Dataset entries on figures.
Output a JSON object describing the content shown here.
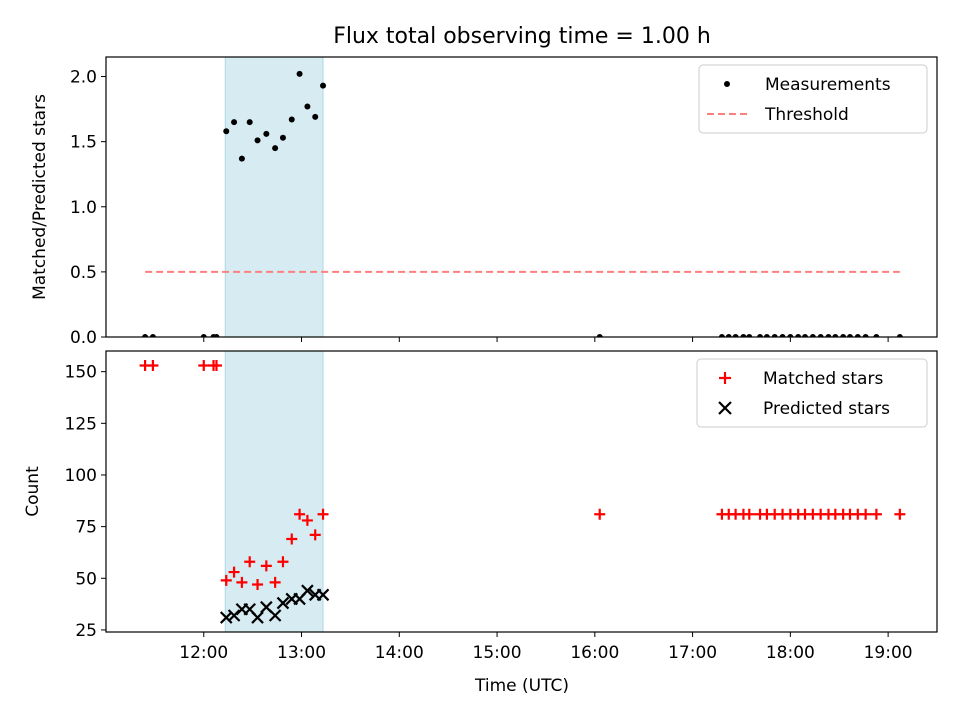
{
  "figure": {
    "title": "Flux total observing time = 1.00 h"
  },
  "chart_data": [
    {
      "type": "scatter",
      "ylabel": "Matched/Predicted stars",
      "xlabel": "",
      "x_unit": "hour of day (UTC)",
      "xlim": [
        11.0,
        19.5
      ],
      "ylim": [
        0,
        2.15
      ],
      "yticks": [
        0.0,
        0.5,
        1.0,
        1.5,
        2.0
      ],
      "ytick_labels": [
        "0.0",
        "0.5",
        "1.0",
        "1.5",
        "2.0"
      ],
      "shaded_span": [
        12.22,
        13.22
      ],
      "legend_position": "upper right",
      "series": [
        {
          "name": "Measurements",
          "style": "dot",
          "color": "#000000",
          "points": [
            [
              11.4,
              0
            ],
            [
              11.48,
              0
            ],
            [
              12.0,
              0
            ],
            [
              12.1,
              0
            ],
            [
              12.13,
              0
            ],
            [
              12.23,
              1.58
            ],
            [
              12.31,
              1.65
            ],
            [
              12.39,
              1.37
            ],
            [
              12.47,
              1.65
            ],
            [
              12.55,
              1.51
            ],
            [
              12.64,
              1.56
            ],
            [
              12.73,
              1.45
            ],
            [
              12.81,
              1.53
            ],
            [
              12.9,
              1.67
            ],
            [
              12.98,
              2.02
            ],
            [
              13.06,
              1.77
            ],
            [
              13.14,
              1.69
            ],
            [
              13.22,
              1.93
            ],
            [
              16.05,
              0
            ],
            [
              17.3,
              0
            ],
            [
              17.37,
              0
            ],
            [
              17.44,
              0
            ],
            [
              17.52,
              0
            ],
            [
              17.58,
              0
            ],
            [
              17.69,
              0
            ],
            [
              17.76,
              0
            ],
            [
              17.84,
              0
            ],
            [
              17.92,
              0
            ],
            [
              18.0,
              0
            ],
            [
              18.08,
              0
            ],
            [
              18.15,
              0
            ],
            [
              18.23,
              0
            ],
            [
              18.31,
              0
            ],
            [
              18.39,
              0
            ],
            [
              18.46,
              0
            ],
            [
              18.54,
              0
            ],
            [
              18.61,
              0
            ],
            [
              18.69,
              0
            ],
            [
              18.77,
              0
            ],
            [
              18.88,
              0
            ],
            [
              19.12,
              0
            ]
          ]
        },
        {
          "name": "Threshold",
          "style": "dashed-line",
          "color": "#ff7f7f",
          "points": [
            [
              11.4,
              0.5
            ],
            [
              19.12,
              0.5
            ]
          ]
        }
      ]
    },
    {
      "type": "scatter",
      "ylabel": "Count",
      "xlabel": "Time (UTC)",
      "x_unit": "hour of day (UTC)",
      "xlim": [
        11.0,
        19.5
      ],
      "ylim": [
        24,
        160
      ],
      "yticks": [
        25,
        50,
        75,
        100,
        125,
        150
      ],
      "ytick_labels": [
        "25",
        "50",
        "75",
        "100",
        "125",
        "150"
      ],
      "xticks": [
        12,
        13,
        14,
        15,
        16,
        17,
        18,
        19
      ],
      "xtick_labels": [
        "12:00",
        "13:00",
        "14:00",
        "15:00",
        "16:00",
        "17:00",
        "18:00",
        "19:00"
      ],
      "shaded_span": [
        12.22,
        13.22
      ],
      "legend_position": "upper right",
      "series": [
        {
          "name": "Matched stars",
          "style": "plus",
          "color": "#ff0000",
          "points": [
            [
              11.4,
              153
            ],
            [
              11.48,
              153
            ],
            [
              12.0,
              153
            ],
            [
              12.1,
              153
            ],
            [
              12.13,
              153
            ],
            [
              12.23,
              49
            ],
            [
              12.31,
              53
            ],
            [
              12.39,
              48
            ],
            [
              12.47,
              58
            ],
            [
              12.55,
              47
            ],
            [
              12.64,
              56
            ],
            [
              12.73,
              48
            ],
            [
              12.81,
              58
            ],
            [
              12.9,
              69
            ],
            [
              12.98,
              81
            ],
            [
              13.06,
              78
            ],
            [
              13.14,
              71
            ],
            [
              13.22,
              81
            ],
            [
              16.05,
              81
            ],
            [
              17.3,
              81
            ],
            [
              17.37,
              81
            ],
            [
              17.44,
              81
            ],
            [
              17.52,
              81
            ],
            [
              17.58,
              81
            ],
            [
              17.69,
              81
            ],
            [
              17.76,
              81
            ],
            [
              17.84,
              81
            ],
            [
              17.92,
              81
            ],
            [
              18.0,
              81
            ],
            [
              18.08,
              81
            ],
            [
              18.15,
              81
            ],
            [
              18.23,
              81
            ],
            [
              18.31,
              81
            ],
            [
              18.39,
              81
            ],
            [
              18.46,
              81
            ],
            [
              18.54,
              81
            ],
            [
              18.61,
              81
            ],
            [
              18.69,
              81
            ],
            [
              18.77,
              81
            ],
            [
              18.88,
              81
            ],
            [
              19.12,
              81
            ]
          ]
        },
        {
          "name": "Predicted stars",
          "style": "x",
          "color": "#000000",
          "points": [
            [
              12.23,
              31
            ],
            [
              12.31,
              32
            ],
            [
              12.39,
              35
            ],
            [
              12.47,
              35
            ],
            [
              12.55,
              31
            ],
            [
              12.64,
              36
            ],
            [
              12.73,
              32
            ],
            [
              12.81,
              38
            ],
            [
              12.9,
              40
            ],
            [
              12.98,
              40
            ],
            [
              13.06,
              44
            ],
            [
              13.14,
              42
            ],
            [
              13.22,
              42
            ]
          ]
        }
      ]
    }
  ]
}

--

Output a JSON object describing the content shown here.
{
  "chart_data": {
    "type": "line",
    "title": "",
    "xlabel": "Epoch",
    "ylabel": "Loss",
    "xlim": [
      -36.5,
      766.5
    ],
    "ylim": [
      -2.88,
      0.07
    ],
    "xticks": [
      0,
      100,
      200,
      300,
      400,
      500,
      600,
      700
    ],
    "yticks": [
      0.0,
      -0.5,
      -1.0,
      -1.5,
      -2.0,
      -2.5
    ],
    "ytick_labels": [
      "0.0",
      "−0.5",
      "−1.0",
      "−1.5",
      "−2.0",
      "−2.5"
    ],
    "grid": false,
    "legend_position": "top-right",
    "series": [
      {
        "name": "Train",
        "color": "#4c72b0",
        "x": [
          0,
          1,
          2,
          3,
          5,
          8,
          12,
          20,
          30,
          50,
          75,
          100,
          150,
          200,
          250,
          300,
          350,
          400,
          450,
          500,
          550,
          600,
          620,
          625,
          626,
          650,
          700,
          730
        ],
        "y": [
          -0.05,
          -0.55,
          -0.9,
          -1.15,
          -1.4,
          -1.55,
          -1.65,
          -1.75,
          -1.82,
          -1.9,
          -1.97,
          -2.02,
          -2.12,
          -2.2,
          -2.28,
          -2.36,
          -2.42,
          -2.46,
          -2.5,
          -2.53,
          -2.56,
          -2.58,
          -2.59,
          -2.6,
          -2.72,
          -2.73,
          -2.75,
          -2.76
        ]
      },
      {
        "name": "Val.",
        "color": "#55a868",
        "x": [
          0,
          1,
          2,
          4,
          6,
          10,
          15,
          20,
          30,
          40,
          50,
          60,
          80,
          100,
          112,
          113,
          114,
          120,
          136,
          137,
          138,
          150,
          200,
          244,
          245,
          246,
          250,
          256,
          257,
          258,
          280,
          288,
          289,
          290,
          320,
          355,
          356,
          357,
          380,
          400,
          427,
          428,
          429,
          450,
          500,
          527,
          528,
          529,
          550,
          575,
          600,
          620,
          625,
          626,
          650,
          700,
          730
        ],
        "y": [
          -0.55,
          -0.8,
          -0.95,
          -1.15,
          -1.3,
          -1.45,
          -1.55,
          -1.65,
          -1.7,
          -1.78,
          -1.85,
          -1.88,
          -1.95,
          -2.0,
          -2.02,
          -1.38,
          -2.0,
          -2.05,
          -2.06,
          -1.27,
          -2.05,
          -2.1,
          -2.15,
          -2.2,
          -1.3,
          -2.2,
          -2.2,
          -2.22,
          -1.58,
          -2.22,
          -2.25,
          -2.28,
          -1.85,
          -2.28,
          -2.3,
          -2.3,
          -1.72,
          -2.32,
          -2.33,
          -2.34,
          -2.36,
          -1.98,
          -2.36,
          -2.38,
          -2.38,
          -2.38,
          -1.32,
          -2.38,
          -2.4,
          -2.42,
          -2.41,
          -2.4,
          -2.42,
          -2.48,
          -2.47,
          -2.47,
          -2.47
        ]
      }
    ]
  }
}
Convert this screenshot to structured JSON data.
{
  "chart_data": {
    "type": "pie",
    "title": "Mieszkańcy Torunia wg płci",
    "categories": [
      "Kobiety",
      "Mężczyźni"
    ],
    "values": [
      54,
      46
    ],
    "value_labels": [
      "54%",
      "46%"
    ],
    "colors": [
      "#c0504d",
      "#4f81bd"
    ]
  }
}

==

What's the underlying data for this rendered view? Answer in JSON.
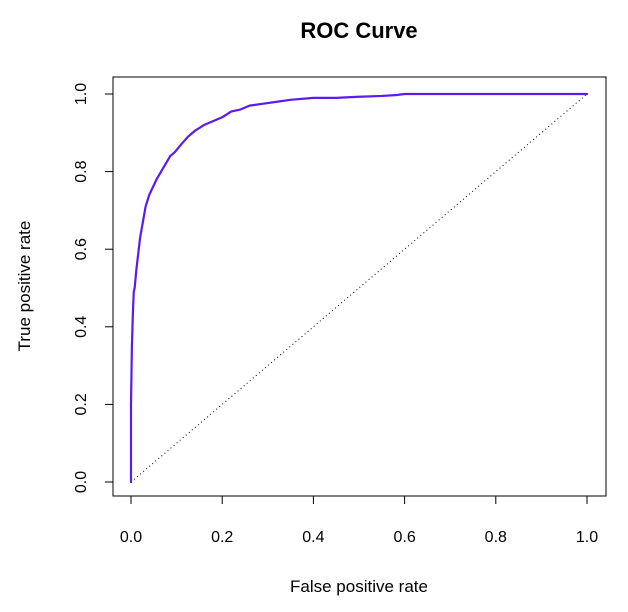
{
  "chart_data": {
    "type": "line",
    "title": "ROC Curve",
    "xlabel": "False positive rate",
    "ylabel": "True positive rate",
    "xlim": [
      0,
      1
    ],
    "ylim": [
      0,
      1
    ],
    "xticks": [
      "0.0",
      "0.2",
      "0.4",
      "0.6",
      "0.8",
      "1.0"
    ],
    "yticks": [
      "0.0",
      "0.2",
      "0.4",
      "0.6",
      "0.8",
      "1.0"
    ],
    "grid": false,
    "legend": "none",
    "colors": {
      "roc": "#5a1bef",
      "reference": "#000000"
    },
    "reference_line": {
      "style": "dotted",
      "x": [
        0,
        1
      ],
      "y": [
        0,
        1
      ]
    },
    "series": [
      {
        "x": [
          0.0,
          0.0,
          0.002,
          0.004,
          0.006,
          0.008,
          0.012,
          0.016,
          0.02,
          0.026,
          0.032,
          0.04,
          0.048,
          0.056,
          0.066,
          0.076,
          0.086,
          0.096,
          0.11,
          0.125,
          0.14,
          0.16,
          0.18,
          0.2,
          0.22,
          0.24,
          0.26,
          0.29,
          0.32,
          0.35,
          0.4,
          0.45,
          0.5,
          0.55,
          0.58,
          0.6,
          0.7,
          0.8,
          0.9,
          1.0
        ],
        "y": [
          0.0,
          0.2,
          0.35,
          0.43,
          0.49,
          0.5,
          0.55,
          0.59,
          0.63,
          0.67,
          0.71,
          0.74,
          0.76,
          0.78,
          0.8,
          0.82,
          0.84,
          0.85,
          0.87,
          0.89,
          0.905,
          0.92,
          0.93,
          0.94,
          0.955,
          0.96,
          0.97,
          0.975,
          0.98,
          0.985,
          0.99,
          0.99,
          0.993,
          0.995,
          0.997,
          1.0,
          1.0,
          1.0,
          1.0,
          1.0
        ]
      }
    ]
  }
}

Exercise. Locate the lines above that hold the word "Matched". Show every one of them.

Completed exercise.
      "ylabel": "Matched/Predicted stars",
          "name": "Matched stars",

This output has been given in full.